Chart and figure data
= = = = =

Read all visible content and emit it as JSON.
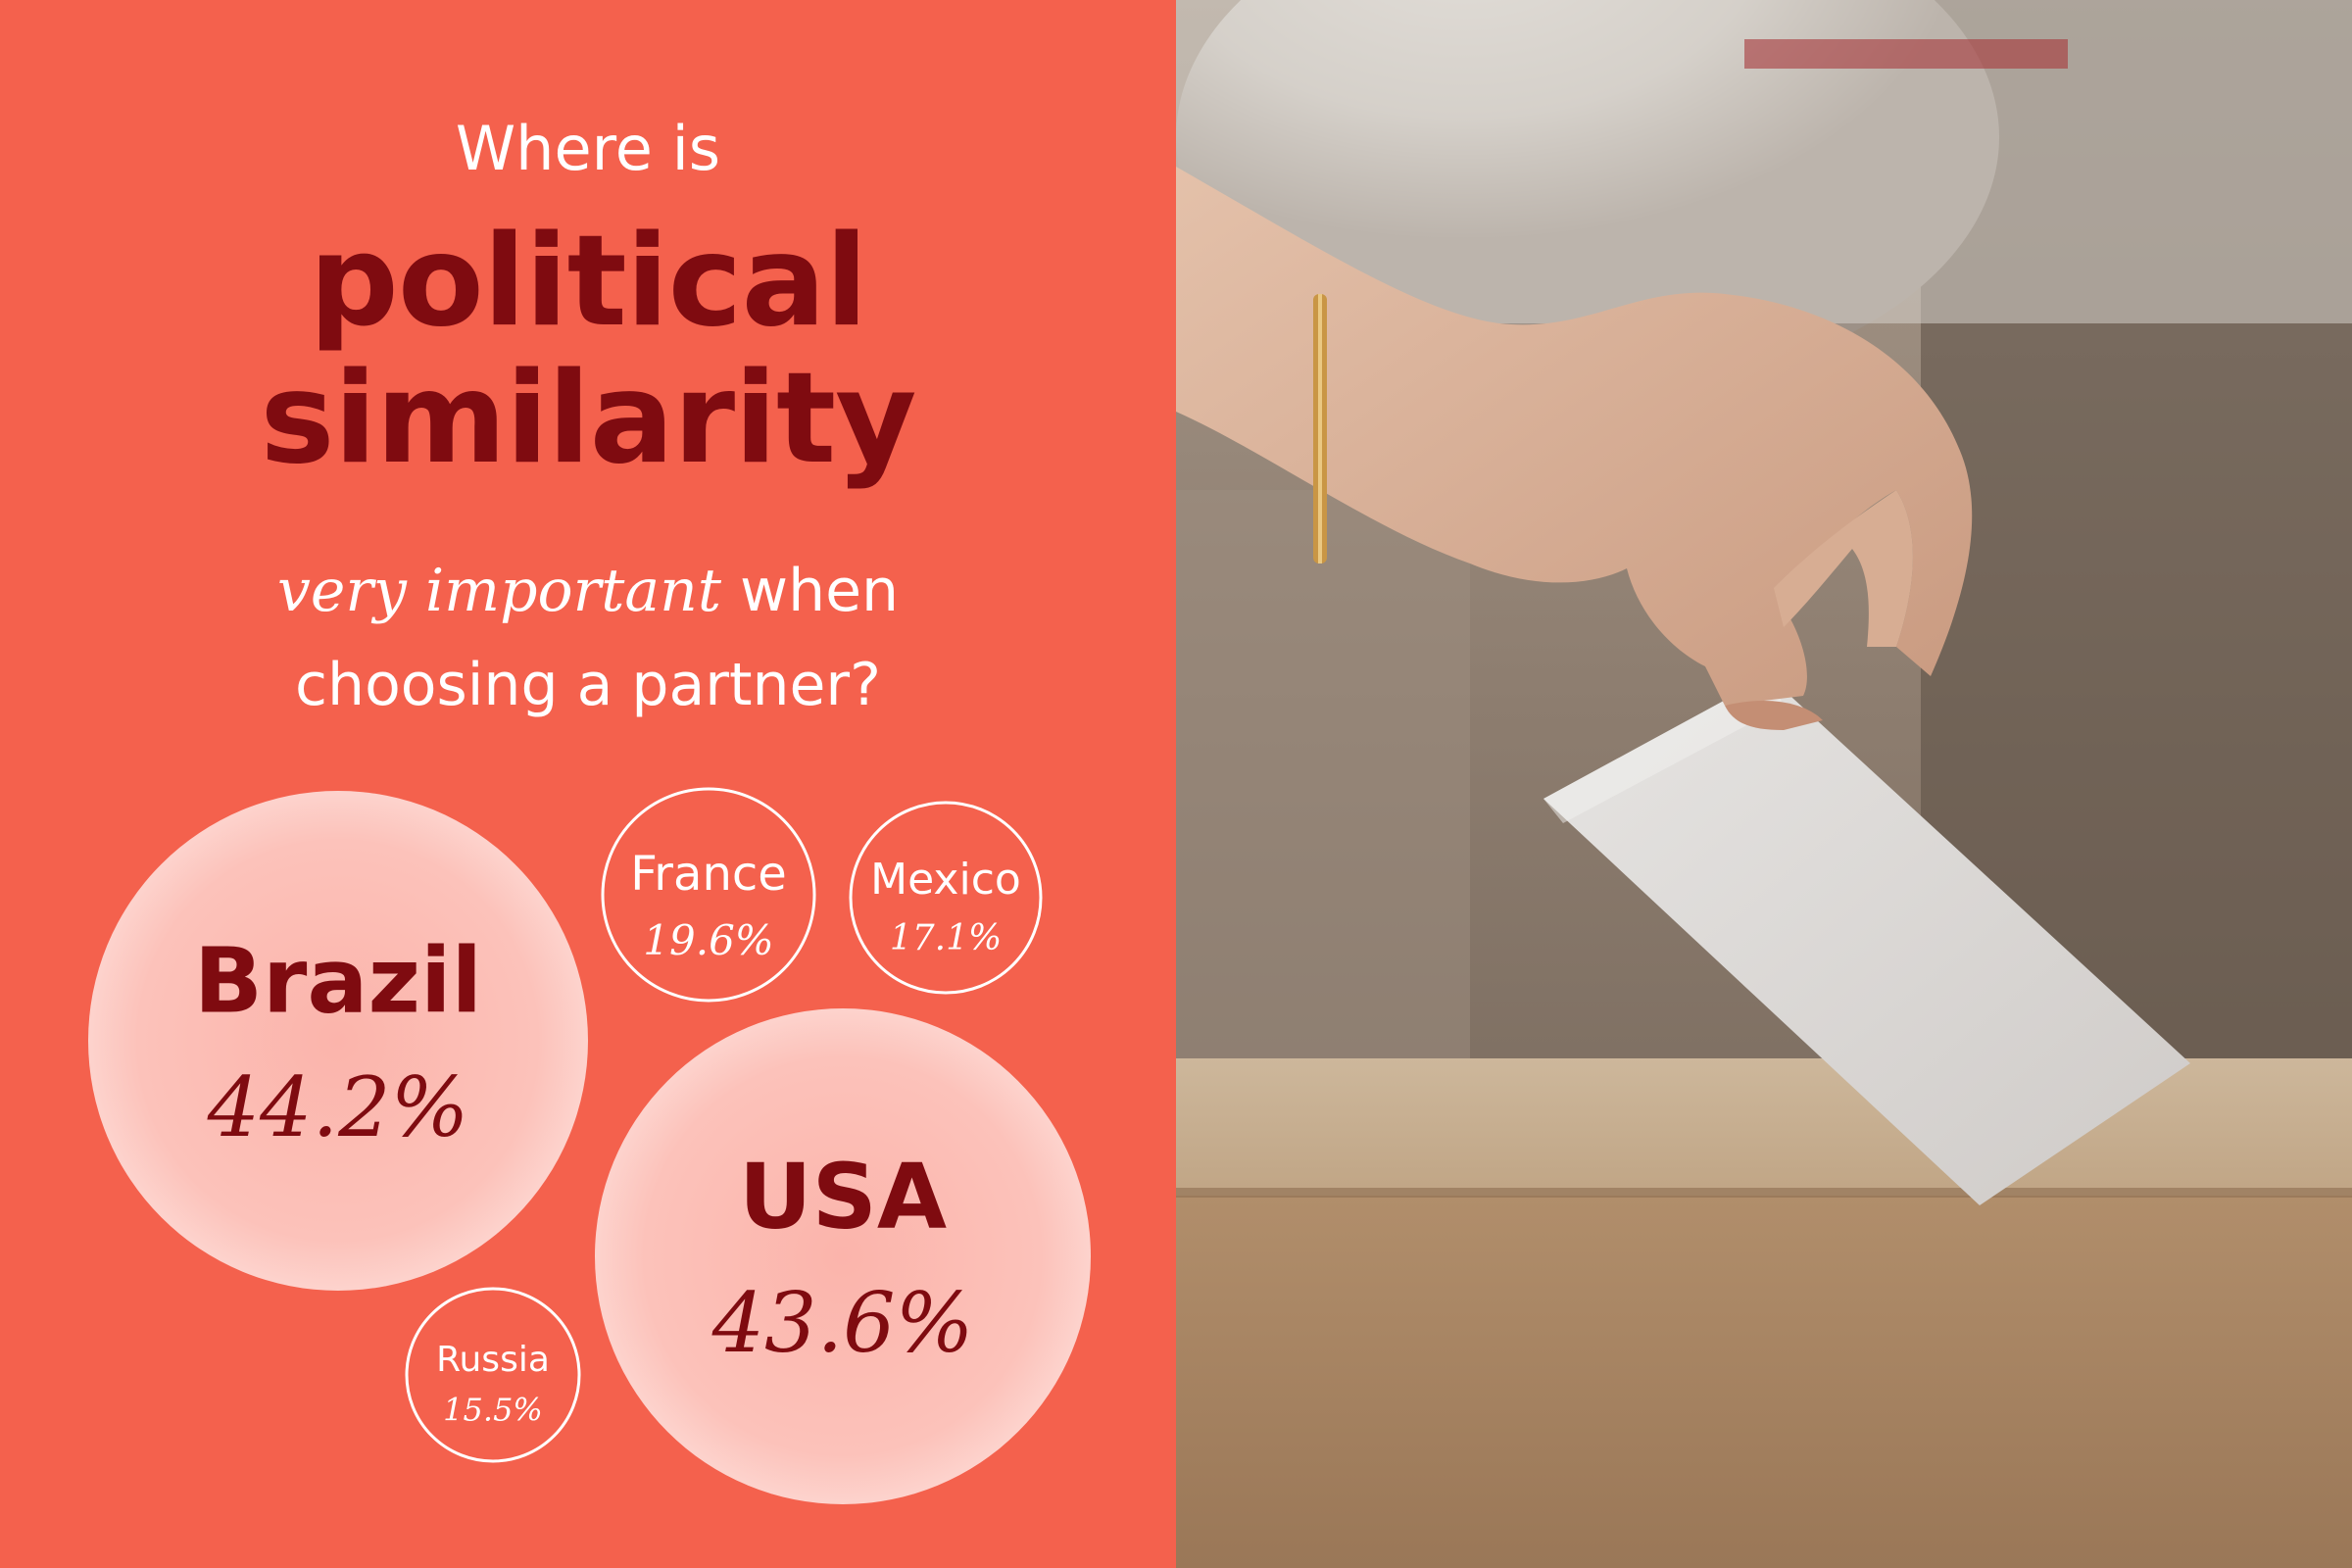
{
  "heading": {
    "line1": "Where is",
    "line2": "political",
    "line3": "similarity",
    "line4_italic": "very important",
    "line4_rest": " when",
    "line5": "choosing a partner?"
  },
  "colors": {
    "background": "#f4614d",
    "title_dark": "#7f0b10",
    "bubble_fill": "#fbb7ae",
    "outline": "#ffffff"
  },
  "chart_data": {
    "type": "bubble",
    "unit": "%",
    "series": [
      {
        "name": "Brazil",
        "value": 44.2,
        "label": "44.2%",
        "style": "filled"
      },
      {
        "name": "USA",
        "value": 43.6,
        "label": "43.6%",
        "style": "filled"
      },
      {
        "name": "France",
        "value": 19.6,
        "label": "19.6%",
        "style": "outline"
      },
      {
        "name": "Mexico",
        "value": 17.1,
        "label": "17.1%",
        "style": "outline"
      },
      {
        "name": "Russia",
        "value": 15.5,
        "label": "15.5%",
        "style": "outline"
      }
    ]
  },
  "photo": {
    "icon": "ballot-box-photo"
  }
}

= = = = =

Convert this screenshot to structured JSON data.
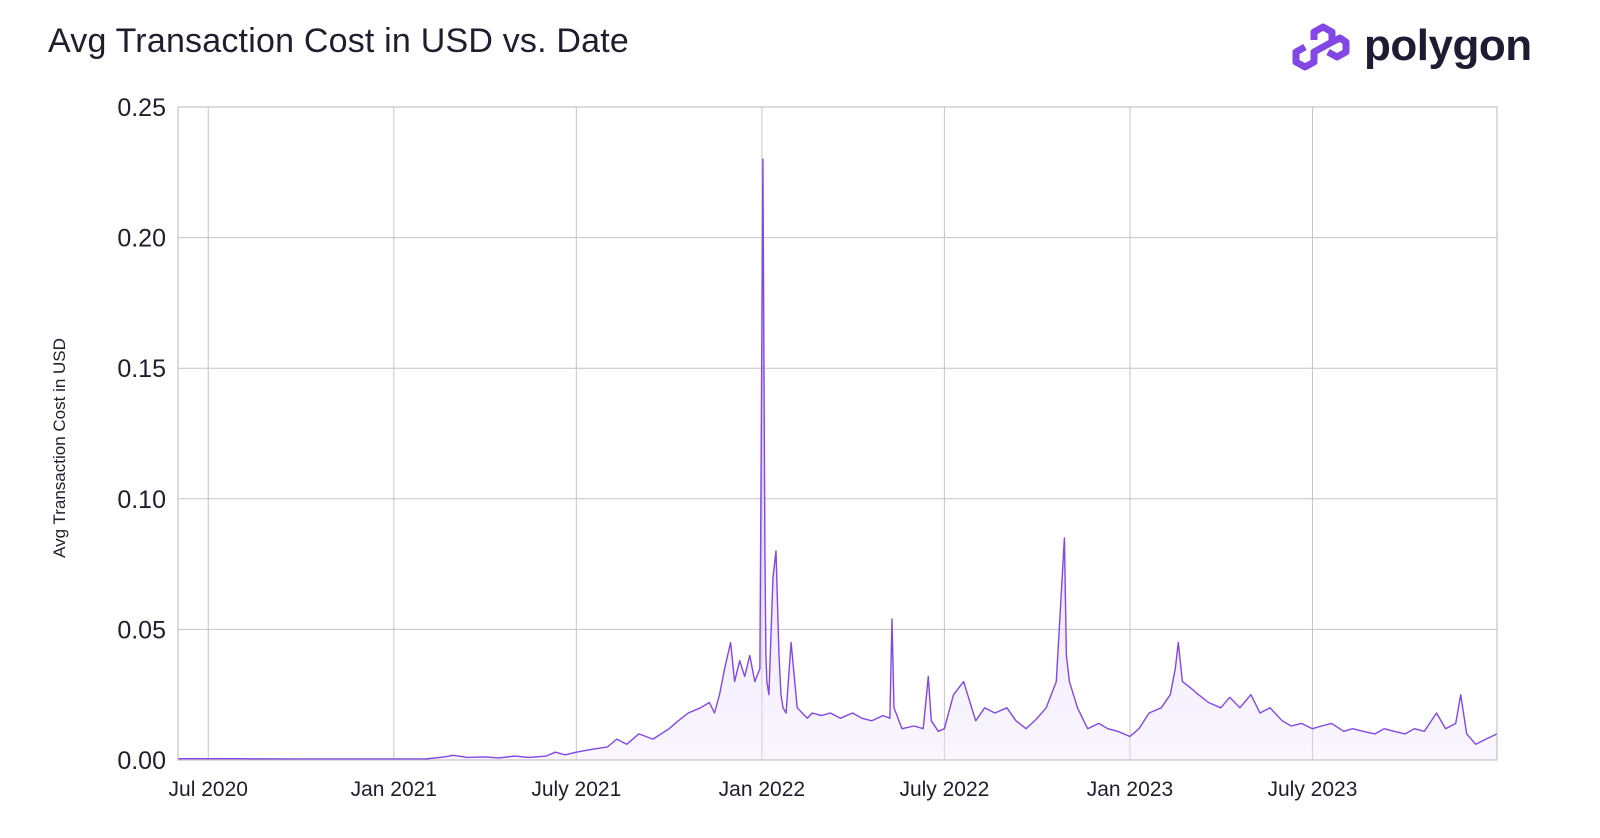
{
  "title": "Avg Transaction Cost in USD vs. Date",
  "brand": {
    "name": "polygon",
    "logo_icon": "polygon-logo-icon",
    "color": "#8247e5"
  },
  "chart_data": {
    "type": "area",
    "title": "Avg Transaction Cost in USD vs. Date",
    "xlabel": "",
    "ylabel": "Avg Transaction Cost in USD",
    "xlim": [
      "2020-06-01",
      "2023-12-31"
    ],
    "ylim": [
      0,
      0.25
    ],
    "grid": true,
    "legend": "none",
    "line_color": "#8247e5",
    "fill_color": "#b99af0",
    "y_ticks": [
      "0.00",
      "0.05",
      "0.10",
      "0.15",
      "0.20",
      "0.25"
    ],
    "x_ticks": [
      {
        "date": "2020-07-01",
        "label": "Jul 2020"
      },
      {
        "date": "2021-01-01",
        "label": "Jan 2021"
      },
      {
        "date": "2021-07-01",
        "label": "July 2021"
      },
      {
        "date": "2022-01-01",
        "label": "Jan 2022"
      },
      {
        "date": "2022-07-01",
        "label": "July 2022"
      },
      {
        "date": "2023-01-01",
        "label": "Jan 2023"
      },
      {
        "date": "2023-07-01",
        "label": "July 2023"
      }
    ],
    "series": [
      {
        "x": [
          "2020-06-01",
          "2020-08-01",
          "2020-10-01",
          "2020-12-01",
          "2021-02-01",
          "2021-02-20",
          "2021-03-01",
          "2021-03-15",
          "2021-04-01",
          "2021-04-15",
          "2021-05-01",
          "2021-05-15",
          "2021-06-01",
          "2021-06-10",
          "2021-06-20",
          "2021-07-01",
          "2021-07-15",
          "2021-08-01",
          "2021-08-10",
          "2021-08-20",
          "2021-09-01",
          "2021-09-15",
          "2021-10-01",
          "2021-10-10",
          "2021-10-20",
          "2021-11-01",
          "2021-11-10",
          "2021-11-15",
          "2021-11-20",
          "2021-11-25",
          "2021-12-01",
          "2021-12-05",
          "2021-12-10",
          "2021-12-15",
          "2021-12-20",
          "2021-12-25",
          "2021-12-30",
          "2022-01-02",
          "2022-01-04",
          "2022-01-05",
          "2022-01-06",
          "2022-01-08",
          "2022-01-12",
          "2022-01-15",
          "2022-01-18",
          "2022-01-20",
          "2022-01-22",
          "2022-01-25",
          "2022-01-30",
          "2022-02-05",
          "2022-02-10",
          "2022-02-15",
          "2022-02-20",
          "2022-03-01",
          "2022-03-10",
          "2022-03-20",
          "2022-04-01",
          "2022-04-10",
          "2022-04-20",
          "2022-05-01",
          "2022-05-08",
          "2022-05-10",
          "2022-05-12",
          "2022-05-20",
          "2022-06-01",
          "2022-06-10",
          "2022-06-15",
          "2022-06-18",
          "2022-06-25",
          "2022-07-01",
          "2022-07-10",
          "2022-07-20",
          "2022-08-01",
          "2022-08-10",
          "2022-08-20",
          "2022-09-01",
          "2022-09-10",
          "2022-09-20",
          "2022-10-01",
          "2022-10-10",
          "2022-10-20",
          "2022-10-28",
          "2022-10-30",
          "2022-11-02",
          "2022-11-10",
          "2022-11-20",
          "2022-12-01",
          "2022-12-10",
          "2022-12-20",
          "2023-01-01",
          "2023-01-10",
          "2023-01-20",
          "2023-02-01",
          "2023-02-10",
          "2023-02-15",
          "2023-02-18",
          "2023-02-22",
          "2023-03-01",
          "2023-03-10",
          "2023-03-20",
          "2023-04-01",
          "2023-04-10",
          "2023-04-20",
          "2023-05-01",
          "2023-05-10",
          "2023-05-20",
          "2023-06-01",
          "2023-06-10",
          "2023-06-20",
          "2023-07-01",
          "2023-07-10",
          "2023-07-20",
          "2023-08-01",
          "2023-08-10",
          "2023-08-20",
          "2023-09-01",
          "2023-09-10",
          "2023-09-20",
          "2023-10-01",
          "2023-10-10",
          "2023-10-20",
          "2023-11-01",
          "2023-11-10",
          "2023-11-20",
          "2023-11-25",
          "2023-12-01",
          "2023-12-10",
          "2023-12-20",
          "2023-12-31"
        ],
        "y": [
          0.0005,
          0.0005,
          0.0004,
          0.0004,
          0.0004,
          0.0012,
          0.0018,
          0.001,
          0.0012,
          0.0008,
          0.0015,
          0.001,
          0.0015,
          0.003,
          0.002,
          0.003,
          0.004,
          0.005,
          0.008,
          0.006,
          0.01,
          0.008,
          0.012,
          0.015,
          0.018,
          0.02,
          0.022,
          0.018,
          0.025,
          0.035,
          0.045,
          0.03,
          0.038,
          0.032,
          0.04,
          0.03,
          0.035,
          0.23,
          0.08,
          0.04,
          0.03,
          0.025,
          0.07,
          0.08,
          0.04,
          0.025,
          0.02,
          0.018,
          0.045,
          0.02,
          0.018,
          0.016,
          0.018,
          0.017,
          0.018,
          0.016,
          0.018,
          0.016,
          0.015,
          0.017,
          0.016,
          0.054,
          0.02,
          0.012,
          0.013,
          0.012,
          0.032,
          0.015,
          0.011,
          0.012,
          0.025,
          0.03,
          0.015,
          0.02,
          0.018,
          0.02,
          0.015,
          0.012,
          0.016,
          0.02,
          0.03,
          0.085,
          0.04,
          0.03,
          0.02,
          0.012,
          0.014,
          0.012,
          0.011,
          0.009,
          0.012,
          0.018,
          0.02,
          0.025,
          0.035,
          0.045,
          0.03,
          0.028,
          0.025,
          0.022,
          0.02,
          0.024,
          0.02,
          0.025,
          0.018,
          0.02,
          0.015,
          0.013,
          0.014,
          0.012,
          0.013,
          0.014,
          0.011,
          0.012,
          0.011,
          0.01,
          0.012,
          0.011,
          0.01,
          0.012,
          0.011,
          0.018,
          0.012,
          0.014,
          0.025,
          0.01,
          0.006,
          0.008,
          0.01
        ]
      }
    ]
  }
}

= = = = =

__Goal__: Every line in the data above that contains "Cost" needs to be copied.

__Result__:
  "title": "Avg Transaction Cost in USD vs. Date",
    "title": "Avg Transaction Cost in USD vs. Date",
    "ylabel": "Avg Transaction Cost in USD",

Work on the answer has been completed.